==== Task inputs ====

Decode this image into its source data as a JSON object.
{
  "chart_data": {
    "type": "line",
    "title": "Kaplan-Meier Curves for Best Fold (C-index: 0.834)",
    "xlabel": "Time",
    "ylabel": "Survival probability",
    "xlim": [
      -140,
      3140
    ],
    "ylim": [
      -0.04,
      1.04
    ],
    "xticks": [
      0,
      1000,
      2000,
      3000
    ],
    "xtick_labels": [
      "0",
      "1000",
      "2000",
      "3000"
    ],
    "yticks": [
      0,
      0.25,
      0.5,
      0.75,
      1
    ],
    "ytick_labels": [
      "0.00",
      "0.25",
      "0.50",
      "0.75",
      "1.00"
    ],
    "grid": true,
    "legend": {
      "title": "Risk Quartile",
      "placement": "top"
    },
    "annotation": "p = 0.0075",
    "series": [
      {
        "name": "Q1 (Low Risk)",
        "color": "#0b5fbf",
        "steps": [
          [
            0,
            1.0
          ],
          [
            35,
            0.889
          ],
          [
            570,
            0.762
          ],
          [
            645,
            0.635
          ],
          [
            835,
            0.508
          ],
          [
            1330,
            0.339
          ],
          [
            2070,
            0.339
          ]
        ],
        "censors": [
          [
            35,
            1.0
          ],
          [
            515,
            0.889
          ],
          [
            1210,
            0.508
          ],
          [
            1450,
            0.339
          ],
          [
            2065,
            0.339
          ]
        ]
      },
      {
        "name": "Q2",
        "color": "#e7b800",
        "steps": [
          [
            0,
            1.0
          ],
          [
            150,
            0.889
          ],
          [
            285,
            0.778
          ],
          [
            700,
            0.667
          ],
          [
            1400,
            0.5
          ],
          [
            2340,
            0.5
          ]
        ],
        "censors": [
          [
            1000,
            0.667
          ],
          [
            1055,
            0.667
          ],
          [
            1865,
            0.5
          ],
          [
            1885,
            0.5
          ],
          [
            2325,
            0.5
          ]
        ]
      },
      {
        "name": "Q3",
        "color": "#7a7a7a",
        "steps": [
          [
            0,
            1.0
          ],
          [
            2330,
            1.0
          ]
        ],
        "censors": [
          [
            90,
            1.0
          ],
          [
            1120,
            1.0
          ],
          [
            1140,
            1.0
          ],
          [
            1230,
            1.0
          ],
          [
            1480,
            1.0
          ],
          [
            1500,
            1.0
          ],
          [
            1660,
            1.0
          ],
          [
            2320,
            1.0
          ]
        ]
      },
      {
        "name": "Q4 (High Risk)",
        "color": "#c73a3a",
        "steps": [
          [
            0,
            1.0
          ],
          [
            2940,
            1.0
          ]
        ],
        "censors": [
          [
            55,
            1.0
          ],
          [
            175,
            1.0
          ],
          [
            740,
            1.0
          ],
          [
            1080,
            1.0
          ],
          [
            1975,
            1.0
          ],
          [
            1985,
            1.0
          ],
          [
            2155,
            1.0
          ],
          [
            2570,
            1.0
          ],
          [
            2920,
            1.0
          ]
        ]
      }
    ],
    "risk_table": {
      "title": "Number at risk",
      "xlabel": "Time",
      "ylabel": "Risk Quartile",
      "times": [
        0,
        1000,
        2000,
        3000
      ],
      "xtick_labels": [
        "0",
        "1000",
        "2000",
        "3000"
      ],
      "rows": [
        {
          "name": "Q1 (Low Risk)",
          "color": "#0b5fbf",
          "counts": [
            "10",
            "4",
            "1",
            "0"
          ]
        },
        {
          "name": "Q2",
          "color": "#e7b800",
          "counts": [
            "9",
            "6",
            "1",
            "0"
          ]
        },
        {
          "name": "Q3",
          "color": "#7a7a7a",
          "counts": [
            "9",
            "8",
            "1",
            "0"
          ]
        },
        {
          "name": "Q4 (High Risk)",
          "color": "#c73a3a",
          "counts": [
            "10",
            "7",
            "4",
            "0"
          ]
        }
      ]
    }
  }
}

====
==== Task inputs ====

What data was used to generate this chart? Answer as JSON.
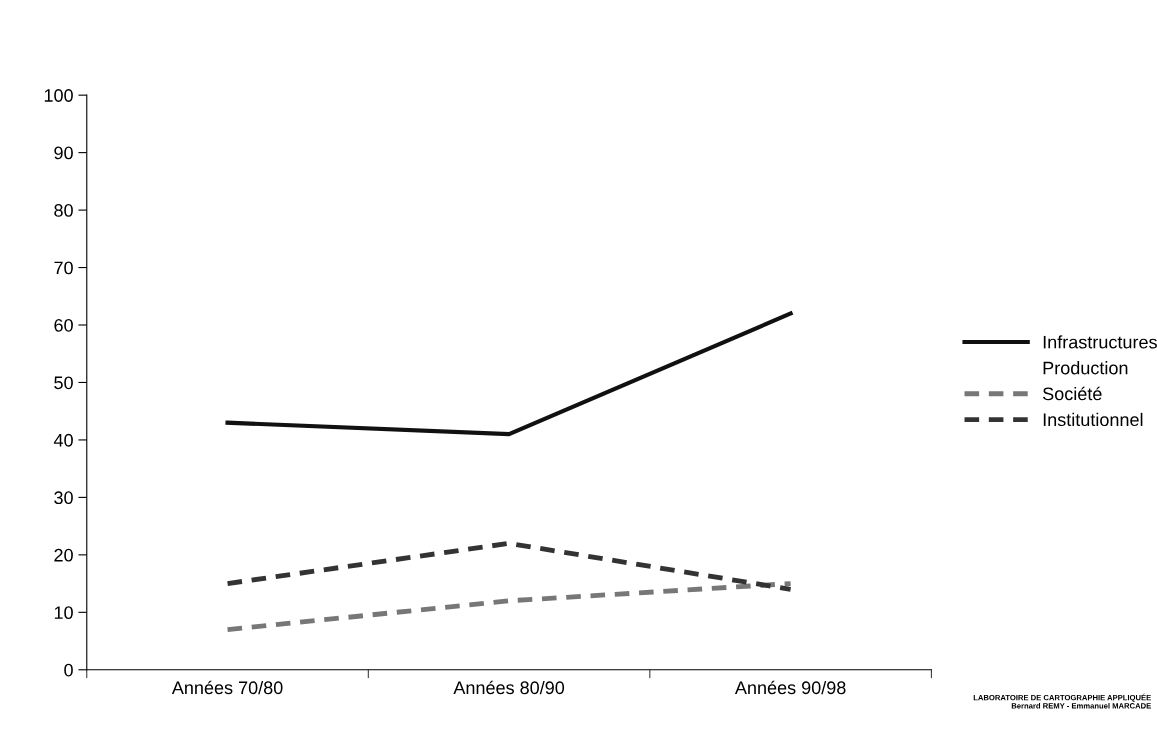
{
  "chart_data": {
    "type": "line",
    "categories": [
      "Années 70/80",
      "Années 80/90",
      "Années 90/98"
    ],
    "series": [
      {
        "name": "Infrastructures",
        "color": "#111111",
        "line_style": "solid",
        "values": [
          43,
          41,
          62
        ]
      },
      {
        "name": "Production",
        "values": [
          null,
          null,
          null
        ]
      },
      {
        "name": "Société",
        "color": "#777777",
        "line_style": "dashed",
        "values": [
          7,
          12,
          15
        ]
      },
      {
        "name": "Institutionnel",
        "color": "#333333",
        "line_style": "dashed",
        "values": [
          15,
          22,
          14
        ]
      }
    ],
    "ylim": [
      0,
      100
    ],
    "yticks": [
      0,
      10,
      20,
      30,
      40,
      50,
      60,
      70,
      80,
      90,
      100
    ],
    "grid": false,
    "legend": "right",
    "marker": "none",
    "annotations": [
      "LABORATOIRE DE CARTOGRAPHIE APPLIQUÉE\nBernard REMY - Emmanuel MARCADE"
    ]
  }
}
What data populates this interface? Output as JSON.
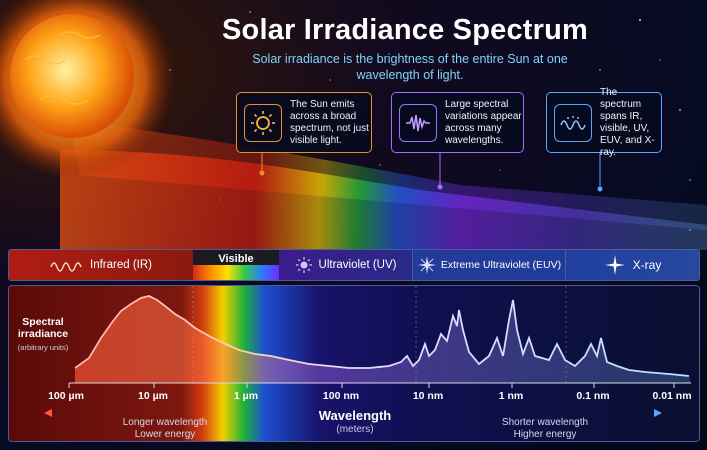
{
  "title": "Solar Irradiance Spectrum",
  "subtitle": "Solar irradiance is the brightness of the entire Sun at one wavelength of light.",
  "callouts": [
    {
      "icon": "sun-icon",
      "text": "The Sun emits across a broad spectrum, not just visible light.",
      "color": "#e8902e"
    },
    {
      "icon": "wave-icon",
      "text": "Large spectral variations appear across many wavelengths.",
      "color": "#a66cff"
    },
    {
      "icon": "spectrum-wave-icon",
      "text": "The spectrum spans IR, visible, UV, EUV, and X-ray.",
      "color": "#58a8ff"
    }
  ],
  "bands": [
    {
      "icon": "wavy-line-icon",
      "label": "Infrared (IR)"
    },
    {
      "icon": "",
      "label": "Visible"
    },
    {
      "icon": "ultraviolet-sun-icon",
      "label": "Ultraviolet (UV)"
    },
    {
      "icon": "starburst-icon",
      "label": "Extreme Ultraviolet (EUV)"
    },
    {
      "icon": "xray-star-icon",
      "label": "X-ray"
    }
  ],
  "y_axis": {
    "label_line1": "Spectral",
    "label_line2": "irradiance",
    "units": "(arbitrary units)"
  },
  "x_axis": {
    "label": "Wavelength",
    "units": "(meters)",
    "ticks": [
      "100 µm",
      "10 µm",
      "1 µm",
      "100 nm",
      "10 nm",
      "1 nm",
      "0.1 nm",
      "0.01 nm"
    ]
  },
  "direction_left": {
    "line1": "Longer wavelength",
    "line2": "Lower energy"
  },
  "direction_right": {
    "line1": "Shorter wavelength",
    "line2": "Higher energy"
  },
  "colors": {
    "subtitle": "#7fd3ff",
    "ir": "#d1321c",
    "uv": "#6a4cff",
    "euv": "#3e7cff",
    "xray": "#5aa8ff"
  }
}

====

Report all lines of the data that include the word "ylabel".

    "ylabel": "Survival probability",
      "ylabel": "Risk Quartile",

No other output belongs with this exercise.